[Material for this task start]
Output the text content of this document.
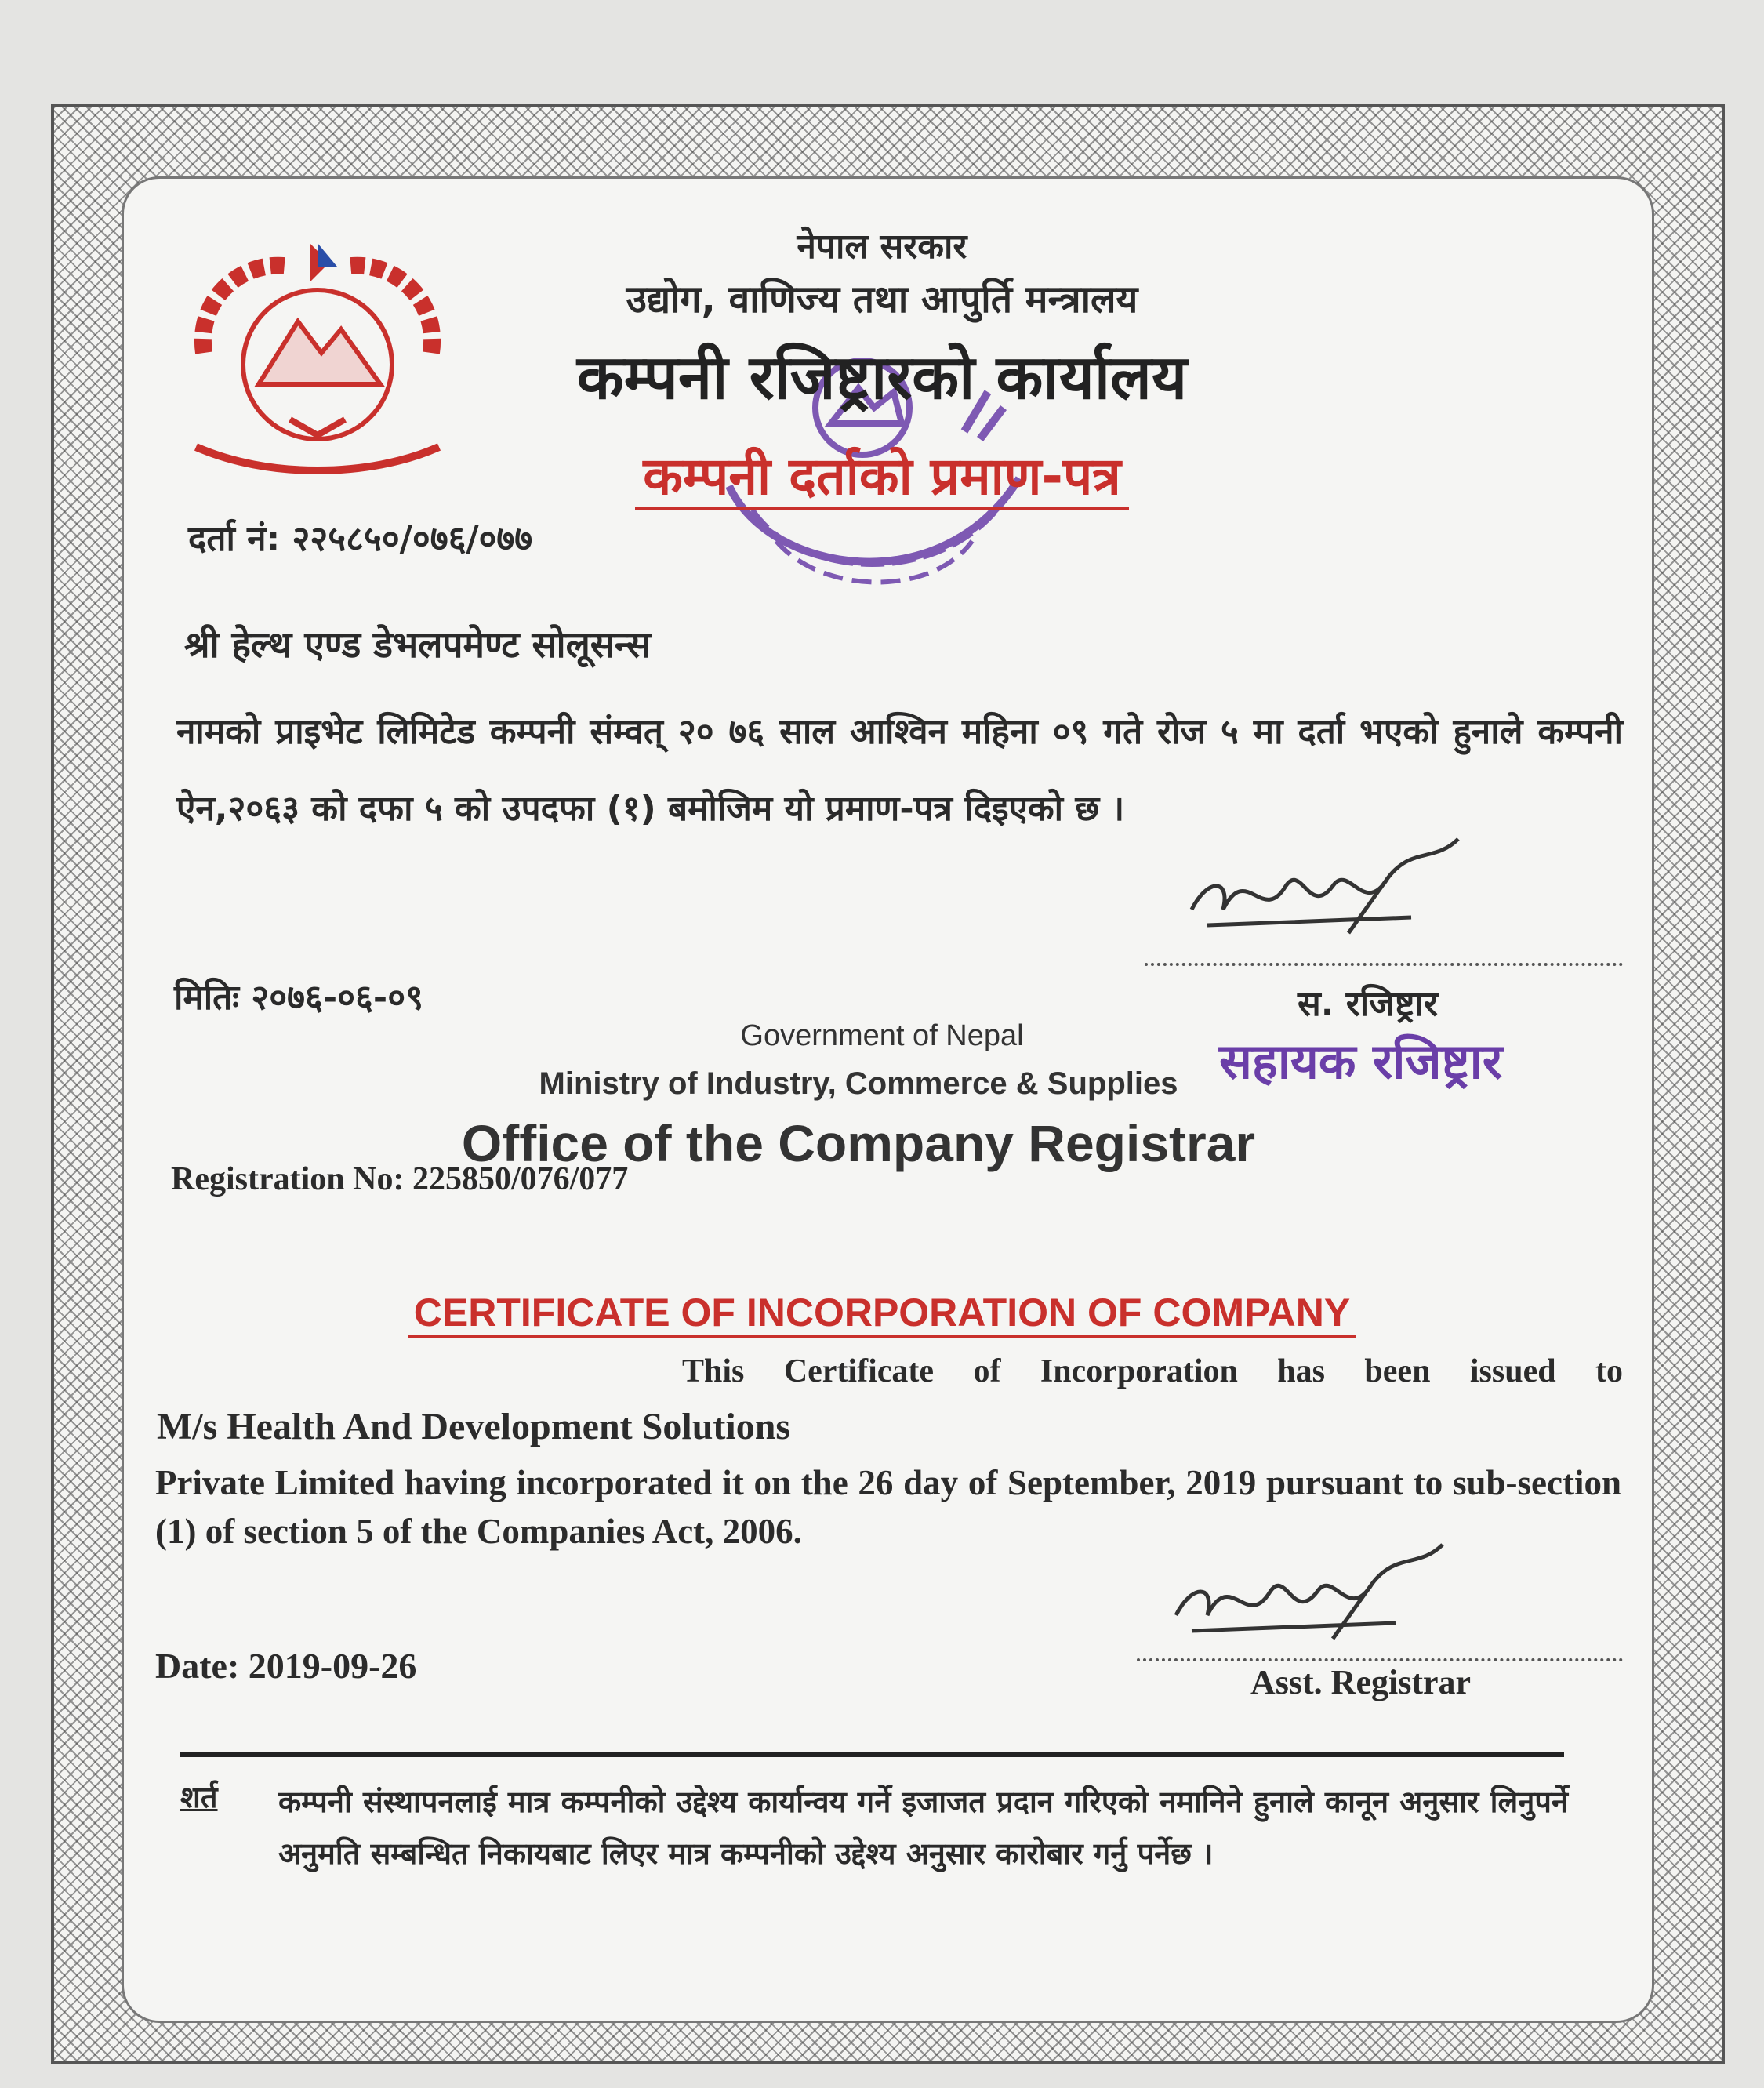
नेपाल सरकार
उद्योग, वाणिज्य तथा आपुर्ति मन्त्रालय
कम्पनी रजिष्ट्रारको कार्यालय
कम्पनी दर्ताको प्रमाण-पत्र
दर्ता नं: २२५८५०/०७६/०७७
श्री हेल्थ एण्ड डेभलपमेण्ट सोलूसन्स
नामको प्राइभेट लिमिटेड कम्पनी संम्वत् २० ७६ साल आश्विन महिना ०९ गते रोज ५ मा दर्ता भएको हुनाले कम्पनी ऐन,२०६३ को दफा ५ को उपदफा (१) बमोजिम यो प्रमाण-पत्र दिइएको छ ।
मितिः २०७६-०६-०९	स. रजिष्ट्रार
सहायक रजिष्ट्रार
Government of Nepal
Ministry of Industry, Commerce & Supplies
Office of the Company Registrar
Registration No: 225850/076/077
CERTIFICATE OF INCORPORATION OF COMPANY
This Certificate of Incorporation has been issued to
M/s Health And Development Solutions
Private Limited having incorporated it on the 26 day of September, 2019 pursuant to sub-section (1) of section 5 of the Companies Act, 2006.
Date: 2019-09-26	Asst. Registrar
शर्त कम्पनी संस्थापनलाई मात्र कम्पनीको उद्देश्य कार्यान्वय गर्ने इजाजत प्रदान गरिएको नमानिने हुनाले कानून अनुसार लिनुपर्ने अनुमति सम्बन्धित निकायबाट लिएर मात्र कम्पनीको उद्देश्य अनुसार कारोबार गर्नु पर्नेछ ।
[Material for this task end]
Prompt:
State the count of lines above containing the string "Registrar", and add nothing to it.

Task response:
2